• [Exercise brief] Return each entry exactly, with none missing.

• [Figure record extracts]
○ ○ ○ ○ ○ ○ ○

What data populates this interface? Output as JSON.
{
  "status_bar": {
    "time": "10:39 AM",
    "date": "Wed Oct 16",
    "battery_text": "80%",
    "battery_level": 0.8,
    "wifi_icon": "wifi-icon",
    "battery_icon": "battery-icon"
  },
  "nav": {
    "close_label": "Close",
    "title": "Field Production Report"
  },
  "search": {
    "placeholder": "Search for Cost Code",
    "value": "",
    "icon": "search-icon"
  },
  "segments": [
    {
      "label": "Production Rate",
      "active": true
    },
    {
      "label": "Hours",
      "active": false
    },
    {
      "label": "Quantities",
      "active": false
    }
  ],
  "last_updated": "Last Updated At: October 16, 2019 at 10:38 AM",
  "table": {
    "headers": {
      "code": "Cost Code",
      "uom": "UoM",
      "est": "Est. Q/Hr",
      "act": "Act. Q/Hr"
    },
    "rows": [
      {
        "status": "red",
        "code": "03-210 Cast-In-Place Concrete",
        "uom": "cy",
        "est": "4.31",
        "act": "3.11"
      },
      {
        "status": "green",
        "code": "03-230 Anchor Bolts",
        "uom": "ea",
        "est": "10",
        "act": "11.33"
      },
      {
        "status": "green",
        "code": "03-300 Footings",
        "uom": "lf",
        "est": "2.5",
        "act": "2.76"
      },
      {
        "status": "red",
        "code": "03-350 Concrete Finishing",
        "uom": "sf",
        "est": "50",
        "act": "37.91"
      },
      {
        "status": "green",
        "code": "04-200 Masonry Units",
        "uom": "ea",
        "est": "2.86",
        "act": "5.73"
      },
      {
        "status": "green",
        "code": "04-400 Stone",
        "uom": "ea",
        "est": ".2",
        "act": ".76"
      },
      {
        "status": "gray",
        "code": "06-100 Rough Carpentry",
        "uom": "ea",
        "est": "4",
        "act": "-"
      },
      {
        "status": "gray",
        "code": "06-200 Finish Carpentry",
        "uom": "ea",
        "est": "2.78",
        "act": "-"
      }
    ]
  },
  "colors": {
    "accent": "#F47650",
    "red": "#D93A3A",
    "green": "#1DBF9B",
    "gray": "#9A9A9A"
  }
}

○ ○ ○ ○ ○ ○ ○

• [Response below]
What data populates this interface? Output as JSON.
{
  "status_bar": {
    "time": "10:39 AM",
    "date": "Wed Oct 16",
    "battery_text": "80%",
    "battery_level": 0.8,
    "wifi_icon": "wifi-icon",
    "battery_icon": "battery-icon"
  },
  "nav": {
    "close_label": "Close",
    "title": "Field Production Report"
  },
  "search": {
    "placeholder": "Search for Cost Code",
    "value": "",
    "icon": "search-icon"
  },
  "segments": [
    {
      "label": "Production Rate",
      "active": true
    },
    {
      "label": "Hours",
      "active": false
    },
    {
      "label": "Quantities",
      "active": false
    }
  ],
  "last_updated": "Last Updated At: October 16, 2019 at 10:38 AM",
  "table": {
    "headers": {
      "code": "Cost Code",
      "uom": "UoM",
      "est": "Est. Q/Hr",
      "act": "Act. Q/Hr"
    },
    "rows": [
      {
        "status": "red",
        "code": "03-210 Cast-In-Place Concrete",
        "uom": "cy",
        "est": "4.31",
        "act": "3.11"
      },
      {
        "status": "green",
        "code": "03-230 Anchor Bolts",
        "uom": "ea",
        "est": "10",
        "act": "11.33"
      },
      {
        "status": "green",
        "code": "03-300 Footings",
        "uom": "lf",
        "est": "2.5",
        "act": "2.76"
      },
      {
        "status": "red",
        "code": "03-350 Concrete Finishing",
        "uom": "sf",
        "est": "50",
        "act": "37.91"
      },
      {
        "status": "green",
        "code": "04-200 Masonry Units",
        "uom": "ea",
        "est": "2.86",
        "act": "5.73"
      },
      {
        "status": "green",
        "code": "04-400 Stone",
        "uom": "ea",
        "est": ".2",
        "act": ".76"
      },
      {
        "status": "gray",
        "code": "06-100 Rough Carpentry",
        "uom": "ea",
        "est": "4",
        "act": "-"
      },
      {
        "status": "gray",
        "code": "06-200 Finish Carpentry",
        "uom": "ea",
        "est": "2.78",
        "act": "-"
      }
    ]
  },
  "colors": {
    "accent": "#F47650",
    "red": "#D93A3A",
    "green": "#1DBF9B",
    "gray": "#9A9A9A"
  }
}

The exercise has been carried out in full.